Work to do:
Every line of the listing must be reproduced as it stands. Leave the images behind.

[Dataset items]
__________
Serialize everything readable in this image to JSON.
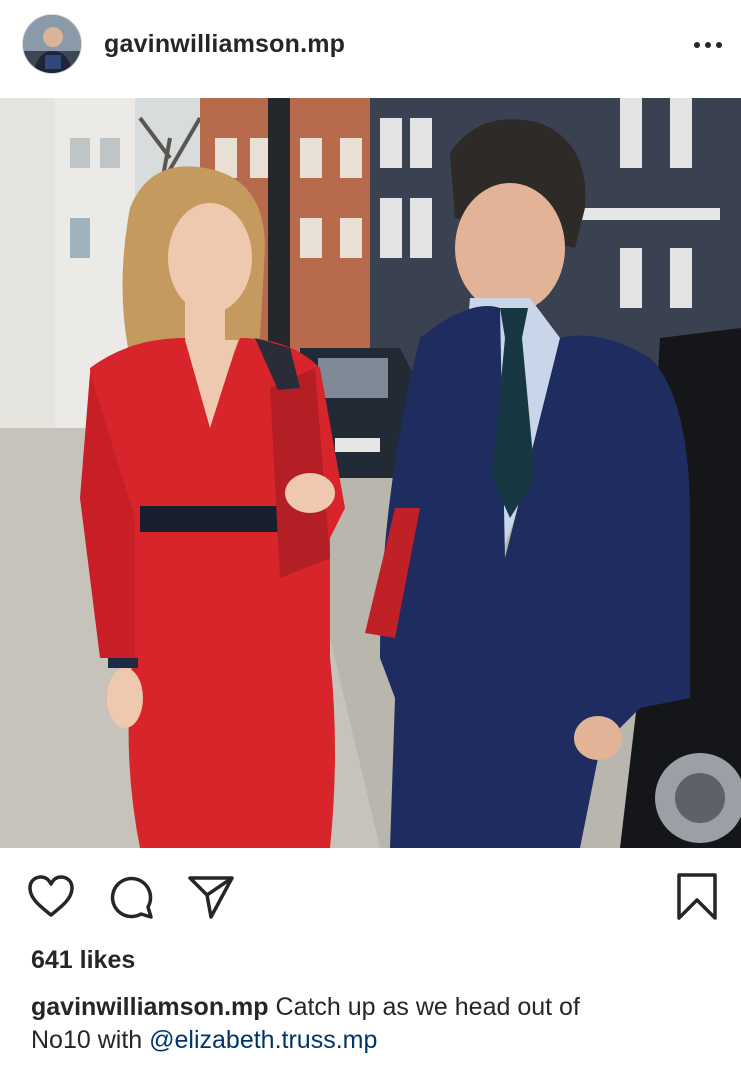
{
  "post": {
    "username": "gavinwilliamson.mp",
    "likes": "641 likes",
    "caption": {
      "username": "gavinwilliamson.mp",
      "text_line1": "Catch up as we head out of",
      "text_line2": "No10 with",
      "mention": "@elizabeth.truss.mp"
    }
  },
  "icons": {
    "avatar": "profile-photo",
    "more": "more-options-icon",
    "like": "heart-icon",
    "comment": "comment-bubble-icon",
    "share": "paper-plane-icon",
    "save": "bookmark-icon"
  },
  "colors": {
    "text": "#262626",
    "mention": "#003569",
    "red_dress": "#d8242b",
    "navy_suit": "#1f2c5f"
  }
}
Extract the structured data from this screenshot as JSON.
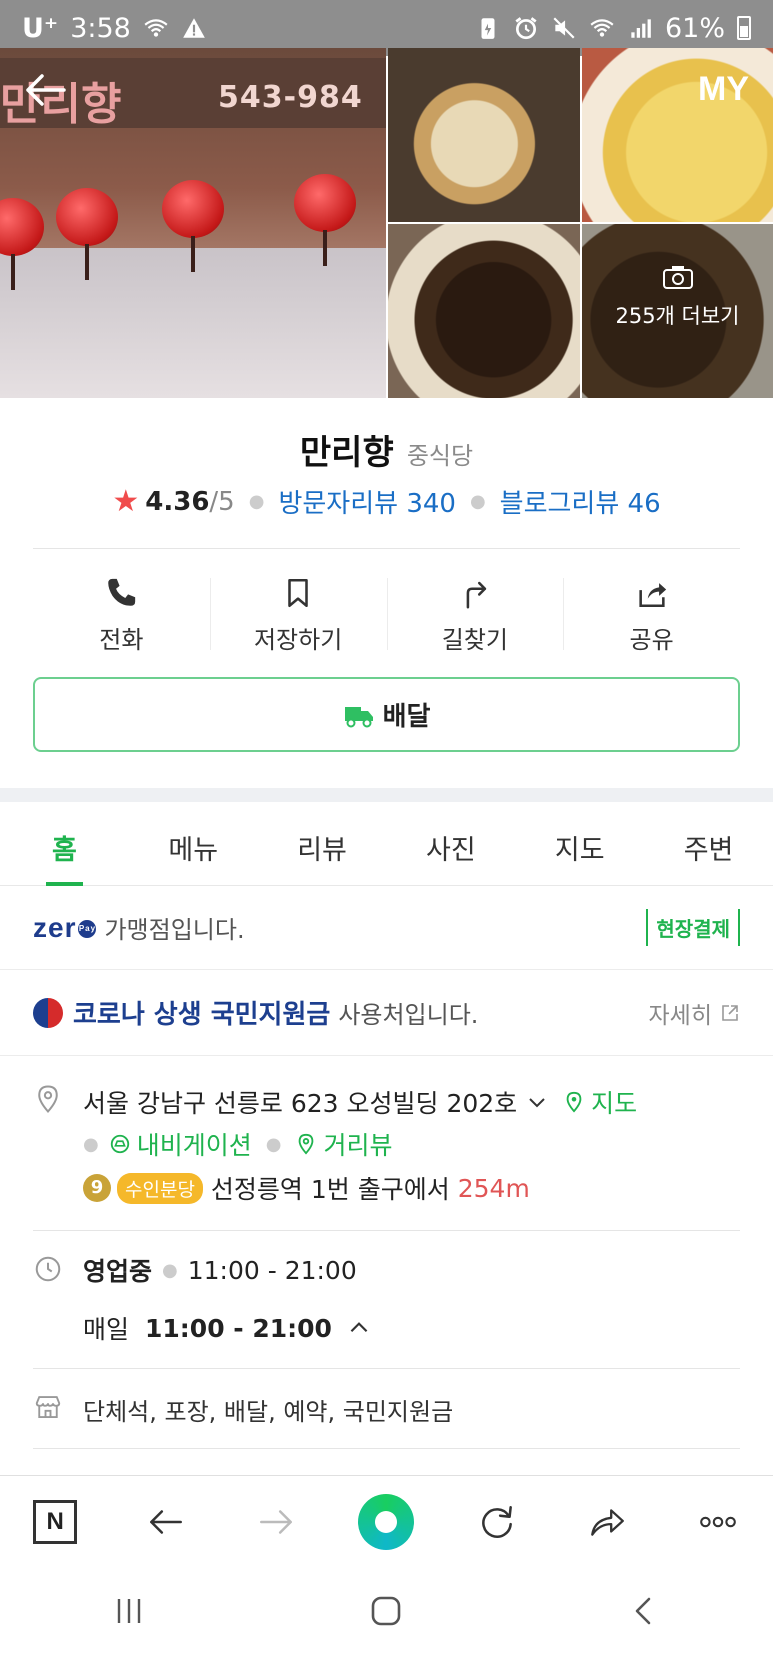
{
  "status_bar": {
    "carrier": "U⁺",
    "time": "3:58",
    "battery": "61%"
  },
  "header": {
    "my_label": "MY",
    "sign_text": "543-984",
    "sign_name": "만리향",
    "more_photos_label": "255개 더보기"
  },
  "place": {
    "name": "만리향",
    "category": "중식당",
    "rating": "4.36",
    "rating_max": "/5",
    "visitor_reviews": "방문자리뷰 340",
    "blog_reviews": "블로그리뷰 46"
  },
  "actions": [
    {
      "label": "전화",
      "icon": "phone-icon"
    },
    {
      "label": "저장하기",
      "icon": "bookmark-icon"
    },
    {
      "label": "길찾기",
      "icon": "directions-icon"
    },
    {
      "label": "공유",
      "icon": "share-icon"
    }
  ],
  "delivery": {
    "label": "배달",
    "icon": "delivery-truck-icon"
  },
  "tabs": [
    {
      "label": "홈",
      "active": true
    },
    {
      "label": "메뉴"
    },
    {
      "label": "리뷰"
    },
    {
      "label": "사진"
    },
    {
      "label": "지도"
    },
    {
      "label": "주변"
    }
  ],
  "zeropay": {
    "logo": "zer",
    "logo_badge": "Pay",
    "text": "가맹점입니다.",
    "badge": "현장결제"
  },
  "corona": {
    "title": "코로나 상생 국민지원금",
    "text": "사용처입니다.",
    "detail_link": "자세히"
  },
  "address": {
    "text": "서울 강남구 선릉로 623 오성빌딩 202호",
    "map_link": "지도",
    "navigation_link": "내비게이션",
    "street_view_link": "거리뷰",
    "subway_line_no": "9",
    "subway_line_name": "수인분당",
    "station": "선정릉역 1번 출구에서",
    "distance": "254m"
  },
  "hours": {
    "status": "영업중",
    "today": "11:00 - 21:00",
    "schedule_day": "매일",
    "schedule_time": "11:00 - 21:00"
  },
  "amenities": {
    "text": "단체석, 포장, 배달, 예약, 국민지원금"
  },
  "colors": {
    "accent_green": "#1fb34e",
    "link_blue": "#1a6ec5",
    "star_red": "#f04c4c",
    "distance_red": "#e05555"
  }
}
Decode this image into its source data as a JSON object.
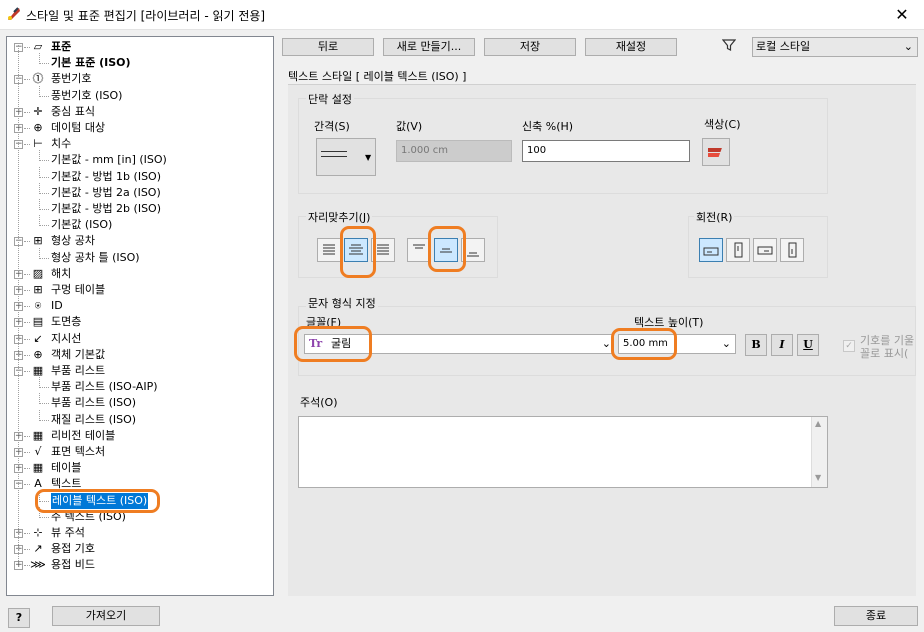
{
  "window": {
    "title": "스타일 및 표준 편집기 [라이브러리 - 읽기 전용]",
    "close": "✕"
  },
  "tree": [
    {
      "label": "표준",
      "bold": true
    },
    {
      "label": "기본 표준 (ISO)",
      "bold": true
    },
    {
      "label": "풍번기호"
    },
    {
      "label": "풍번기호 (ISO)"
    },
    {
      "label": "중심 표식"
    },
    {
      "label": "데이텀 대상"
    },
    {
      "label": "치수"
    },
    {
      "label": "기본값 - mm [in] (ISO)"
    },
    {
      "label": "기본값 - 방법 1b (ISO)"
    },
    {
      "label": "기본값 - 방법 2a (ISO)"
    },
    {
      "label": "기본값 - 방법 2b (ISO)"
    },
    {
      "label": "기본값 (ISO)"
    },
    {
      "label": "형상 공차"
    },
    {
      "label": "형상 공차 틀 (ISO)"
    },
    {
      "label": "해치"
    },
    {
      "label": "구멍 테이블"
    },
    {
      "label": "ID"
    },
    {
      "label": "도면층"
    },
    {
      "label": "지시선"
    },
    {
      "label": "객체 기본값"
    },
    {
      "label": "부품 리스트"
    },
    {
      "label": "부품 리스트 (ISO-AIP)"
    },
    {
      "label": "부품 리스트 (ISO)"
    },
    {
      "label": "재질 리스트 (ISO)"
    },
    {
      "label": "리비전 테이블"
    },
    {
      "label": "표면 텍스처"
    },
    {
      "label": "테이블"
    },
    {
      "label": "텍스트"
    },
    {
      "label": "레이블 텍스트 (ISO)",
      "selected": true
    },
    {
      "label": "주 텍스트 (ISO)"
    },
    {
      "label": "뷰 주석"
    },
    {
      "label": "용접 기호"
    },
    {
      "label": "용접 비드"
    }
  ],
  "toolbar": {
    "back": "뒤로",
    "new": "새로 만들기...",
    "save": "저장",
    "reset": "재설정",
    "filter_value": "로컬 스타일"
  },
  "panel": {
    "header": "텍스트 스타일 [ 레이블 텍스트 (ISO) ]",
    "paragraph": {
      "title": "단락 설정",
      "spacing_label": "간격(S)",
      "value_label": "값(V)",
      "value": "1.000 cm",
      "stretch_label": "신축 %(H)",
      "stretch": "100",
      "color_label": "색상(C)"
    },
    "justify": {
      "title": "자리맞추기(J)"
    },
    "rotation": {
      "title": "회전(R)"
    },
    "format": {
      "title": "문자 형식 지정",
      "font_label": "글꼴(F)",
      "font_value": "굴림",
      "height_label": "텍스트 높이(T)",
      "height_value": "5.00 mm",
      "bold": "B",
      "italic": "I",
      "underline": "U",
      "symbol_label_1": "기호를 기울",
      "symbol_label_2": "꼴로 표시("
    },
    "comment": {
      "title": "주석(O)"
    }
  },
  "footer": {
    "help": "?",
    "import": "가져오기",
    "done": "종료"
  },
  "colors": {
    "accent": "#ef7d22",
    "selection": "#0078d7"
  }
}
__________
Correct answer:
Serialize everything readable in this image to JSON.
{
  "post": {
    "username": "gavinwilliamson.mp",
    "likes": "641 likes",
    "caption": {
      "username": "gavinwilliamson.mp",
      "text_line1": "Catch up as we head out of",
      "text_line2": "No10 with",
      "mention": "@elizabeth.truss.mp"
    }
  },
  "icons": {
    "avatar": "profile-photo",
    "more": "more-options-icon",
    "like": "heart-icon",
    "comment": "comment-bubble-icon",
    "share": "paper-plane-icon",
    "save": "bookmark-icon"
  },
  "colors": {
    "text": "#262626",
    "mention": "#003569",
    "red_dress": "#d8242b",
    "navy_suit": "#1f2c5f"
  }
}
Extract the structured data from this screenshot as JSON.
{
  "status_bar": {
    "carrier": "U⁺",
    "time": "3:58",
    "battery": "61%"
  },
  "header": {
    "my_label": "MY",
    "sign_text": "543-984",
    "sign_name": "만리향",
    "more_photos_label": "255개 더보기"
  },
  "place": {
    "name": "만리향",
    "category": "중식당",
    "rating": "4.36",
    "rating_max": "/5",
    "visitor_reviews": "방문자리뷰 340",
    "blog_reviews": "블로그리뷰 46"
  },
  "actions": [
    {
      "label": "전화",
      "icon": "phone-icon"
    },
    {
      "label": "저장하기",
      "icon": "bookmark-icon"
    },
    {
      "label": "길찾기",
      "icon": "directions-icon"
    },
    {
      "label": "공유",
      "icon": "share-icon"
    }
  ],
  "delivery": {
    "label": "배달",
    "icon": "delivery-truck-icon"
  },
  "tabs": [
    {
      "label": "홈",
      "active": true
    },
    {
      "label": "메뉴"
    },
    {
      "label": "리뷰"
    },
    {
      "label": "사진"
    },
    {
      "label": "지도"
    },
    {
      "label": "주변"
    }
  ],
  "zeropay": {
    "logo": "zer",
    "logo_badge": "Pay",
    "text": "가맹점입니다.",
    "badge": "현장결제"
  },
  "corona": {
    "title": "코로나 상생 국민지원금",
    "text": "사용처입니다.",
    "detail_link": "자세히"
  },
  "address": {
    "text": "서울 강남구 선릉로 623 오성빌딩 202호",
    "map_link": "지도",
    "navigation_link": "내비게이션",
    "street_view_link": "거리뷰",
    "subway_line_no": "9",
    "subway_line_name": "수인분당",
    "station": "선정릉역 1번 출구에서",
    "distance": "254m"
  },
  "hours": {
    "status": "영업중",
    "today": "11:00 - 21:00",
    "schedule_day": "매일",
    "schedule_time": "11:00 - 21:00"
  },
  "amenities": {
    "text": "단체석, 포장, 배달, 예약, 국민지원금"
  },
  "colors": {
    "accent_green": "#1fb34e",
    "link_blue": "#1a6ec5",
    "star_red": "#f04c4c",
    "distance_red": "#e05555"
  }
}
Decode this image into its source data as a JSON object.
{
  "window": {
    "title": "스타일 및 표준 편집기 [라이브러리 - 읽기 전용]",
    "close": "✕"
  },
  "tree": [
    {
      "label": "표준",
      "bold": true
    },
    {
      "label": "기본 표준 (ISO)",
      "bold": true
    },
    {
      "label": "풍번기호"
    },
    {
      "label": "풍번기호 (ISO)"
    },
    {
      "label": "중심 표식"
    },
    {
      "label": "데이텀 대상"
    },
    {
      "label": "치수"
    },
    {
      "label": "기본값 - mm [in] (ISO)"
    },
    {
      "label": "기본값 - 방법 1b (ISO)"
    },
    {
      "label": "기본값 - 방법 2a (ISO)"
    },
    {
      "label": "기본값 - 방법 2b (ISO)"
    },
    {
      "label": "기본값 (ISO)"
    },
    {
      "label": "형상 공차"
    },
    {
      "label": "형상 공차 틀 (ISO)"
    },
    {
      "label": "해치"
    },
    {
      "label": "구멍 테이블"
    },
    {
      "label": "ID"
    },
    {
      "label": "도면층"
    },
    {
      "label": "지시선"
    },
    {
      "label": "객체 기본값"
    },
    {
      "label": "부품 리스트"
    },
    {
      "label": "부품 리스트 (ISO-AIP)"
    },
    {
      "label": "부품 리스트 (ISO)"
    },
    {
      "label": "재질 리스트 (ISO)"
    },
    {
      "label": "리비전 테이블"
    },
    {
      "label": "표면 텍스처"
    },
    {
      "label": "테이블"
    },
    {
      "label": "텍스트"
    },
    {
      "label": "레이블 텍스트 (ISO)",
      "selected": true
    },
    {
      "label": "주 텍스트 (ISO)"
    },
    {
      "label": "뷰 주석"
    },
    {
      "label": "용접 기호"
    },
    {
      "label": "용접 비드"
    }
  ],
  "toolbar": {
    "back": "뒤로",
    "new": "새로 만들기...",
    "save": "저장",
    "reset": "재설정",
    "filter_value": "로컬 스타일"
  },
  "panel": {
    "header": "텍스트 스타일 [ 레이블 텍스트 (ISO) ]",
    "paragraph": {
      "title": "단락 설정",
      "spacing_label": "간격(S)",
      "value_label": "값(V)",
      "value": "1.000 cm",
      "stretch_label": "신축 %(H)",
      "stretch": "100",
      "color_label": "색상(C)"
    },
    "justify": {
      "title": "자리맞추기(J)"
    },
    "rotation": {
      "title": "회전(R)"
    },
    "format": {
      "title": "문자 형식 지정",
      "font_label": "글꼴(F)",
      "font_value": "굴림",
      "height_label": "텍스트 높이(T)",
      "height_value": "5.00 mm",
      "bold": "B",
      "italic": "I",
      "underline": "U",
      "symbol_label_1": "기호를 기울",
      "symbol_label_2": "꼴로 표시("
    },
    "comment": {
      "title": "주석(O)"
    }
  },
  "footer": {
    "help": "?",
    "import": "가져오기",
    "done": "종료"
  },
  "colors": {
    "accent": "#ef7d22",
    "selection": "#0078d7"
  }
}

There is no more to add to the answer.